··· Exercise material

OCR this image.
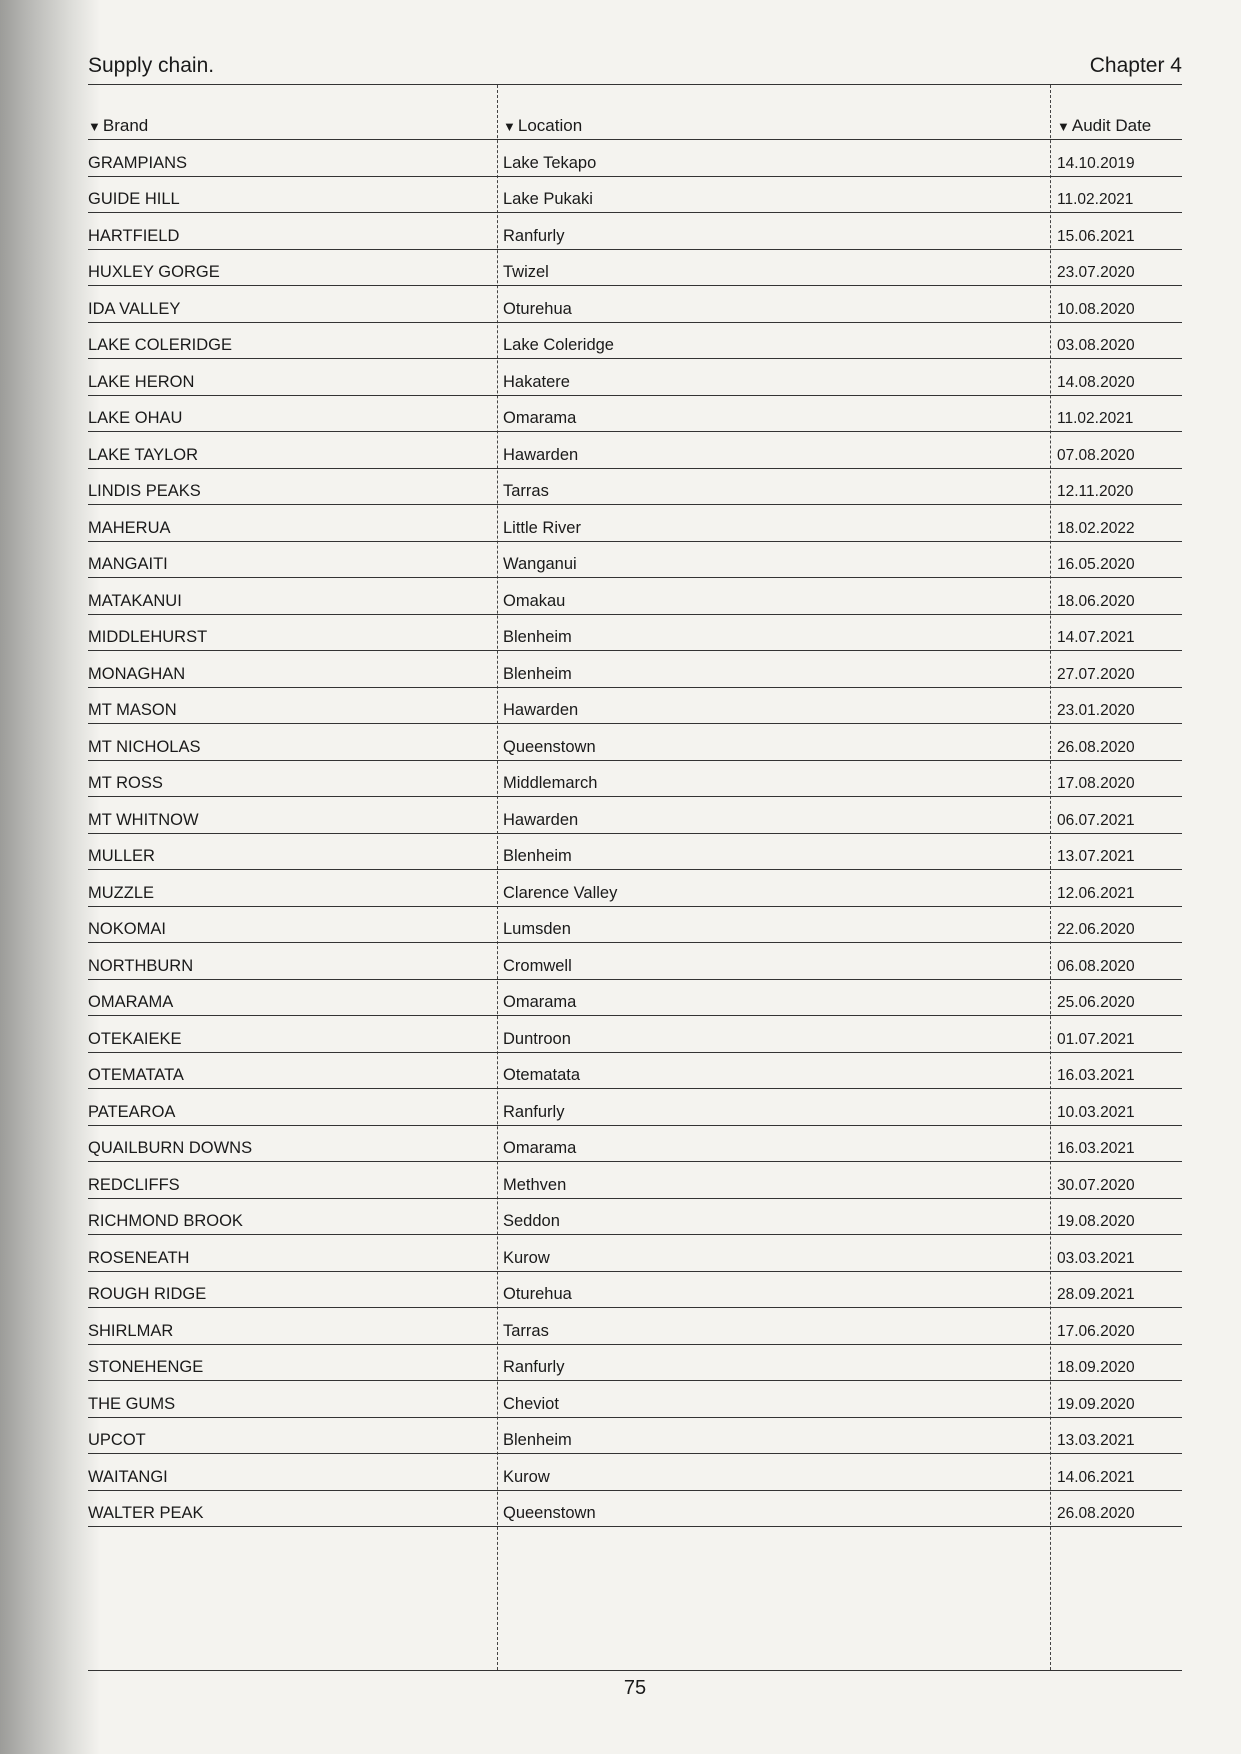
Supply chain.	Chapter 4
▼ Brand	▼ Location	▼ Audit Date
GRAMPIANS	Lake Tekapo	14.10.2019
GUIDE HILL	Lake Pukaki	11.02.2021
HARTFIELD	Ranfurly	15.06.2021
HUXLEY GORGE	Twizel	23.07.2020
IDA VALLEY	Oturehua	10.08.2020
LAKE COLERIDGE	Lake Coleridge	03.08.2020
LAKE HERON	Hakatere	14.08.2020
LAKE OHAU	Omarama	11.02.2021
LAKE TAYLOR	Hawarden	07.08.2020
LINDIS PEAKS	Tarras	12.11.2020
MAHERUA	Little River	18.02.2022
MANGAITI	Wanganui	16.05.2020
MATAKANUI	Omakau	18.06.2020
MIDDLEHURST	Blenheim	14.07.2021
MONAGHAN	Blenheim	27.07.2020
MT MASON	Hawarden	23.01.2020
MT NICHOLAS	Queenstown	26.08.2020
MT ROSS	Middlemarch	17.08.2020
MT WHITNOW	Hawarden	06.07.2021
MULLER	Blenheim	13.07.2021
MUZZLE	Clarence Valley	12.06.2021
NOKOMAI	Lumsden	22.06.2020
NORTHBURN	Cromwell	06.08.2020
OMARAMA	Omarama	25.06.2020
OTEKAIEKE	Duntroon	01.07.2021
OTEMATATA	Otematata	16.03.2021
PATEAROA	Ranfurly	10.03.2021
QUAILBURN DOWNS	Omarama	16.03.2021
REDCLIFFS	Methven	30.07.2020
RICHMOND BROOK	Seddon	19.08.2020
ROSENEATH	Kurow	03.03.2021
ROUGH RIDGE	Oturehua	28.09.2021
SHIRLMAR	Tarras	17.06.2020
STONEHENGE	Ranfurly	18.09.2020
THE GUMS	Cheviot	19.09.2020
UPCOT	Blenheim	13.03.2021
WAITANGI	Kurow	14.06.2021
WALTER PEAK	Queenstown	26.08.2020
75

······

* Prompt *
Copy out each record shown above without alteration, skipping any picture.

* Expected output *
OCR this image.
Supply chain.	Chapter 4
▼ Brand	▼ Location	▼ Audit Date
GRAMPIANS	Lake Tekapo	14.10.2019
GUIDE HILL	Lake Pukaki	11.02.2021
HARTFIELD	Ranfurly	15.06.2021
HUXLEY GORGE	Twizel	23.07.2020
IDA VALLEY	Oturehua	10.08.2020
LAKE COLERIDGE	Lake Coleridge	03.08.2020
LAKE HERON	Hakatere	14.08.2020
LAKE OHAU	Omarama	11.02.2021
LAKE TAYLOR	Hawarden	07.08.2020
LINDIS PEAKS	Tarras	12.11.2020
MAHERUA	Little River	18.02.2022
MANGAITI	Wanganui	16.05.2020
MATAKANUI	Omakau	18.06.2020
MIDDLEHURST	Blenheim	14.07.2021
MONAGHAN	Blenheim	27.07.2020
MT MASON	Hawarden	23.01.2020
MT NICHOLAS	Queenstown	26.08.2020
MT ROSS	Middlemarch	17.08.2020
MT WHITNOW	Hawarden	06.07.2021
MULLER	Blenheim	13.07.2021
MUZZLE	Clarence Valley	12.06.2021
NOKOMAI	Lumsden	22.06.2020
NORTHBURN	Cromwell	06.08.2020
OMARAMA	Omarama	25.06.2020
OTEKAIEKE	Duntroon	01.07.2021
OTEMATATA	Otematata	16.03.2021
PATEAROA	Ranfurly	10.03.2021
QUAILBURN DOWNS	Omarama	16.03.2021
REDCLIFFS	Methven	30.07.2020
RICHMOND BROOK	Seddon	19.08.2020
ROSENEATH	Kurow	03.03.2021
ROUGH RIDGE	Oturehua	28.09.2021
SHIRLMAR	Tarras	17.06.2020
STONEHENGE	Ranfurly	18.09.2020
THE GUMS	Cheviot	19.09.2020
UPCOT	Blenheim	13.03.2021
WAITANGI	Kurow	14.06.2021
WALTER PEAK	Queenstown	26.08.2020
75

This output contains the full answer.